# Hackney pony pedigree search...



## Sue_C. (Jul 14, 2010)

A good friend of mine has bought a cute little Hackney pony mare. Her name is Clippers Midnite Fashion. Is there anyone here who can do a pedigree check on this mare for me??? My buddy would love to know more about her.

Thanks...fingers crossed...


----------



## ponyrecruit (Jul 14, 2010)

No pony listed by that name in the AHHS database - sure registered Hackney? maybe shetland that had hackney in background


----------



## disneyhorse (Jul 14, 2010)

The Hackney registry has a really cool online stud book that anyone can access:

Hackney Stud Book

There is a "Boreen's Midnight Fashion" born 1982 but that's the closest I could find.

#### Items:
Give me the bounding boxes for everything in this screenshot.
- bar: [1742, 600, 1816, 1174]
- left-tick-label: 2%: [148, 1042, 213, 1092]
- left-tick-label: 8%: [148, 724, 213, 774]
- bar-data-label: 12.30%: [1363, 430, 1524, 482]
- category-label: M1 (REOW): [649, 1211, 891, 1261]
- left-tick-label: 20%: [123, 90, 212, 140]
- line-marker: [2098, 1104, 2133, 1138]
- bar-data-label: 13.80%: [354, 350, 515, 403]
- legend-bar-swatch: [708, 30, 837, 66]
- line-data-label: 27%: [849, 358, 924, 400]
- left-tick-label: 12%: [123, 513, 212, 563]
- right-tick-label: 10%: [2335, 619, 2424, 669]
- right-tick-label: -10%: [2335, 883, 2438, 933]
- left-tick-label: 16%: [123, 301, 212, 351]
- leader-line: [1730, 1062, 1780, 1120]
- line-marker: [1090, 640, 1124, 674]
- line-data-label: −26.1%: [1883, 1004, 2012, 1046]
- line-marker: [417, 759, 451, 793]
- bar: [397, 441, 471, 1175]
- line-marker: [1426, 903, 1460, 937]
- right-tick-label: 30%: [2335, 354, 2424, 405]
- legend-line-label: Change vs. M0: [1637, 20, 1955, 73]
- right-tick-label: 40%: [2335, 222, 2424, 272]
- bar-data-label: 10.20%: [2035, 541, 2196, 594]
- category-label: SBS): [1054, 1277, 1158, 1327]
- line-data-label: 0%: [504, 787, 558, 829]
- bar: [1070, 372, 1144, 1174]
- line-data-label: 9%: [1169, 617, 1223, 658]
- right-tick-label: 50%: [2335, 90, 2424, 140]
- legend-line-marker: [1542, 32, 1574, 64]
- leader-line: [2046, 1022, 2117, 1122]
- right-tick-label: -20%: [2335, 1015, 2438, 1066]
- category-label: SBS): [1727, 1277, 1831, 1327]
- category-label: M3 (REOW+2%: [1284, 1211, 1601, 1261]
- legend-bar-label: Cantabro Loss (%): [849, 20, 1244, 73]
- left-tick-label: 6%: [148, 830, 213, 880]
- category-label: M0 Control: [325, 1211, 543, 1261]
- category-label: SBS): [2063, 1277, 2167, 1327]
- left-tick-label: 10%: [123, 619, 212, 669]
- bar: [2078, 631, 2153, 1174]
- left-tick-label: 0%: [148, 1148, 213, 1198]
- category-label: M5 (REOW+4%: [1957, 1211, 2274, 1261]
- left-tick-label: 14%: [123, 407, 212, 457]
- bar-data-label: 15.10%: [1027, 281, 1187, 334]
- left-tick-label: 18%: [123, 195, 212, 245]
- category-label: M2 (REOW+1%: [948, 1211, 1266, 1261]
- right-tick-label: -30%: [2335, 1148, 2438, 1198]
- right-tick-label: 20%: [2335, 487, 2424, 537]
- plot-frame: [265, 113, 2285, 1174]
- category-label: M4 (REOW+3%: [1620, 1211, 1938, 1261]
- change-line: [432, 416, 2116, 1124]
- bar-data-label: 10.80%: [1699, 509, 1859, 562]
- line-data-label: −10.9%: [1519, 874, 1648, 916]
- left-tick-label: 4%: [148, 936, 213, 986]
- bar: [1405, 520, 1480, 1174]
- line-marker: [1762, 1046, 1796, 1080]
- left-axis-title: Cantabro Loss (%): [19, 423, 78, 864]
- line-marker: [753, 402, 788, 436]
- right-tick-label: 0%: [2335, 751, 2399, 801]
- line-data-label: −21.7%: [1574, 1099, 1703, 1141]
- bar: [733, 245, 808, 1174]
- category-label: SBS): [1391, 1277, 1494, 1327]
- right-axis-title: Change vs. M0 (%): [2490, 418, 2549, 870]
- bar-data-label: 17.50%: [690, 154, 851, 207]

#### Given task A:
Answer these from the Hackney pony thread:
(i) What is the name of the mare Sue_C.'s friend bought?
(ii) Which database did ponyrecruit search?
(iii) What name and birth year did disneyhorse give as the closest match found?
#### Given task B:
Please carry on the Hackney pony pedigree thread from where it stops.

#### Exercise response A:
(i) Clippers Midnite Fashion
(ii) The AHHS database
(iii) Boreen's Midnight Fashion, born 1982

#### Exercise response B:
If it's with the Canadian Hackney registry then I don't know.

Andrea


----------



## Sue_C. (Jul 14, 2010)

disneyhorse said:


> The Hackney registry has a really cool online stud book that anyone can access:
> 
> Hackney Stud Book
> 
> ...


Ahhh...she must be with the Canadian registry. I bet the Boreen horse would be relatred to her though. Thanks...


----------



## Minimor (Jul 15, 2010)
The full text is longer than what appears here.